Pick out each line containing the string "plot" and copy it.

--- BEGIN Given entries ---

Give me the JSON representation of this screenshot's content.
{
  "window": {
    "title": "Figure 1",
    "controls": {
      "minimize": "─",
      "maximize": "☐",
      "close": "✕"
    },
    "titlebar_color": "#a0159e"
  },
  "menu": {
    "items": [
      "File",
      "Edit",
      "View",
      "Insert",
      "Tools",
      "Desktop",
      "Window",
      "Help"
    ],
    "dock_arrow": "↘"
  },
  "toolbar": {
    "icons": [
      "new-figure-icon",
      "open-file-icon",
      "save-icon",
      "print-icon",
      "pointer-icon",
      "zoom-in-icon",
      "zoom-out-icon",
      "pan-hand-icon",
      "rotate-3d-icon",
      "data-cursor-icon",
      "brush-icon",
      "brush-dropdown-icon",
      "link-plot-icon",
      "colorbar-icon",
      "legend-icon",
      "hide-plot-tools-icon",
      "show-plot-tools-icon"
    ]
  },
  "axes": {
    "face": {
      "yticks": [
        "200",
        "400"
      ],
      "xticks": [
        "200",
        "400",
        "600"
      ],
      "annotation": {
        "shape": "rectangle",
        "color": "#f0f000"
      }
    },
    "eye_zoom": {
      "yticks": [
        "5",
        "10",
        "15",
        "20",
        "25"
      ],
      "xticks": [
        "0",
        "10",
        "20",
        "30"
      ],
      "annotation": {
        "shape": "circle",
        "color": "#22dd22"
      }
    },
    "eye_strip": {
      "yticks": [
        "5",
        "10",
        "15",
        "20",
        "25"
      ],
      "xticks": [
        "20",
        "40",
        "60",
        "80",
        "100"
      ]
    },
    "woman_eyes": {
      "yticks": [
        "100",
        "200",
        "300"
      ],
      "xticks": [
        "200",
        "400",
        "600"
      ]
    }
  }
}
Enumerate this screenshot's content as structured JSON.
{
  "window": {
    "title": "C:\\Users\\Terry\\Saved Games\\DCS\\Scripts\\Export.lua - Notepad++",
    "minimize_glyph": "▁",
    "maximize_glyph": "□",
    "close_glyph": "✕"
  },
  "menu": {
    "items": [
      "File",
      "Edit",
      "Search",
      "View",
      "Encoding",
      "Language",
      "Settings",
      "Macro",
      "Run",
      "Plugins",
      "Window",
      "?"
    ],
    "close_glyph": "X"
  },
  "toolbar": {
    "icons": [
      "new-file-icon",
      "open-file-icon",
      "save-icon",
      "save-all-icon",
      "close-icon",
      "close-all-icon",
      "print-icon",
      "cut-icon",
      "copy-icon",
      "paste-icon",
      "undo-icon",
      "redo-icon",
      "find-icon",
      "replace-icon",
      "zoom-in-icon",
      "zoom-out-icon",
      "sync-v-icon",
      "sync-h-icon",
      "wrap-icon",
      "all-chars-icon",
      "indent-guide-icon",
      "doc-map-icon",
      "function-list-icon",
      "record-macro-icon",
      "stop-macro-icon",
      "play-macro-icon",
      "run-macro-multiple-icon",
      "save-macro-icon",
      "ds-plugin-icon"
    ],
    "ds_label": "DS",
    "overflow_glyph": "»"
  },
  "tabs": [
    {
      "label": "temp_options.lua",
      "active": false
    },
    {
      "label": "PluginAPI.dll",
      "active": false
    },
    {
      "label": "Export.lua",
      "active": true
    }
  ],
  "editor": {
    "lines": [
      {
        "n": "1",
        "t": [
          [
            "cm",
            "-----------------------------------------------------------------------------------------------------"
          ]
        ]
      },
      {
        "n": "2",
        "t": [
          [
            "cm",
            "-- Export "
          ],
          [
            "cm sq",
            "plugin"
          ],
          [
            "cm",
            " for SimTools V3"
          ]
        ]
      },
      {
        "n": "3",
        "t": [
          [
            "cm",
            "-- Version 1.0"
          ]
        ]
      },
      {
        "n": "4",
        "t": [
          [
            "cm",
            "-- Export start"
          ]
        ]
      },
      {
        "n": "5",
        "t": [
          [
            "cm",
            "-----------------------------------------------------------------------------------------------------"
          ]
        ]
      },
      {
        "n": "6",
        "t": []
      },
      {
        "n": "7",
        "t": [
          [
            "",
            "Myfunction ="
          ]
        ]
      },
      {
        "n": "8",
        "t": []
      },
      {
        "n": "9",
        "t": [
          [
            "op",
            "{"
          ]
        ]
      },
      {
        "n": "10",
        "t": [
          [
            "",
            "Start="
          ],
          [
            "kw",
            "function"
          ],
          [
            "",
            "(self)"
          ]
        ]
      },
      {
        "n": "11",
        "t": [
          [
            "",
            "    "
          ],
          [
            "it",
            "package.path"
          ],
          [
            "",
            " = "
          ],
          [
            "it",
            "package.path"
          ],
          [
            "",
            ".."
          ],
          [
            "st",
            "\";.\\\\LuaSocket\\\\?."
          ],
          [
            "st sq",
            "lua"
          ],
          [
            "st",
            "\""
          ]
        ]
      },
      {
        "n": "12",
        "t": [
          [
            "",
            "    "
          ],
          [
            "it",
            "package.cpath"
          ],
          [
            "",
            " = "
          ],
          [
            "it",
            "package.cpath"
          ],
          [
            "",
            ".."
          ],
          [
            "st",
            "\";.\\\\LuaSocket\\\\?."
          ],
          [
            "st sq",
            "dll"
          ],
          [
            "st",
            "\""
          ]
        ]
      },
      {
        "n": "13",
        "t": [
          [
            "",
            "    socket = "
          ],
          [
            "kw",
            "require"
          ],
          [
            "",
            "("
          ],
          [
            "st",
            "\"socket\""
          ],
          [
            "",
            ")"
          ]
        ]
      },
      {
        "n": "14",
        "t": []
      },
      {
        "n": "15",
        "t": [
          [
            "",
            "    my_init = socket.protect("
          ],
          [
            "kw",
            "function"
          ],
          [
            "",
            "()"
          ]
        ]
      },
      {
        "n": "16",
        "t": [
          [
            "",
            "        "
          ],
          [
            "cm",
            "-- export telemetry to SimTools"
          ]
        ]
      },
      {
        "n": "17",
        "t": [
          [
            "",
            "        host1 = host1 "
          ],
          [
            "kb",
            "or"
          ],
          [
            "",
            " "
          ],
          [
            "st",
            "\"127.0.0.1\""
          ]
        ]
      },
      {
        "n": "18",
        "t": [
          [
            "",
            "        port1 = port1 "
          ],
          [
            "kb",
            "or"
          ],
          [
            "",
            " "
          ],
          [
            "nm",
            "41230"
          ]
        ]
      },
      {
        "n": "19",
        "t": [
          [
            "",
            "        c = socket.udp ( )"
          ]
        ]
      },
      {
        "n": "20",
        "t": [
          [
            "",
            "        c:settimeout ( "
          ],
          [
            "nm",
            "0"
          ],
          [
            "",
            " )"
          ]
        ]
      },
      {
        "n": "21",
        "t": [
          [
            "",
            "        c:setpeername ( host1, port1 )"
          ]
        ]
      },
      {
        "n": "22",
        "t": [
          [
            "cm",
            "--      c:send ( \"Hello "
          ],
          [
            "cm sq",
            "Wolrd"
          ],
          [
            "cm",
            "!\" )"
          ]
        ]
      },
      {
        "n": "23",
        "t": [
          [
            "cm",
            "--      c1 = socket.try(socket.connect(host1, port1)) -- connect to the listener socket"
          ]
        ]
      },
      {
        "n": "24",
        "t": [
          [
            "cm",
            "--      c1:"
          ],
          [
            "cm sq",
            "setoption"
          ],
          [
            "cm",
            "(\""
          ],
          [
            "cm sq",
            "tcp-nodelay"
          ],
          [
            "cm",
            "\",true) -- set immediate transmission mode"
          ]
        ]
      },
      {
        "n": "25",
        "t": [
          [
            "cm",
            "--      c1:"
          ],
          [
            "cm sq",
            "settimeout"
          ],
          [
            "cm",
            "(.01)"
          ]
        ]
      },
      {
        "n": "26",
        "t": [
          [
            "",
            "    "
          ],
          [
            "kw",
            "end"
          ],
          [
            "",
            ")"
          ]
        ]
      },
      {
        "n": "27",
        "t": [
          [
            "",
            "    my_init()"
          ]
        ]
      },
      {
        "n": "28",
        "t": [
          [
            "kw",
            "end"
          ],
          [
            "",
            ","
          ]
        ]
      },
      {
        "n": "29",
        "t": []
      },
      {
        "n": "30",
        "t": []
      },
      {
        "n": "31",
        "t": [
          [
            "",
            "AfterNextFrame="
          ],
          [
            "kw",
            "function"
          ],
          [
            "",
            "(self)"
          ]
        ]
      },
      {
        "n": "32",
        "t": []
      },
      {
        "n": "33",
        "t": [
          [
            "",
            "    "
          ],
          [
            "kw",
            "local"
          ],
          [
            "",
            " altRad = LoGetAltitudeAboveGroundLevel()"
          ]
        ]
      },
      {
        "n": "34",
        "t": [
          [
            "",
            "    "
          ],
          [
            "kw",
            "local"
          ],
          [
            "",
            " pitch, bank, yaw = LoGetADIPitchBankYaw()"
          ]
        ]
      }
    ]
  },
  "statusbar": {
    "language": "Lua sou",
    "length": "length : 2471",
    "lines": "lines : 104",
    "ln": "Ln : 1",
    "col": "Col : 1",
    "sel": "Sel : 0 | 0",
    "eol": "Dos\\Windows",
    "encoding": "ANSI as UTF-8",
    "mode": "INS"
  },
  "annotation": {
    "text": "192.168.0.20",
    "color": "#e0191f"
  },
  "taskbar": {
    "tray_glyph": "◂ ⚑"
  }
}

--- END Given entries ---

* _Response_:
      "link-plot-icon",
      "hide-plot-tools-icon",
      "show-plot-tools-icon"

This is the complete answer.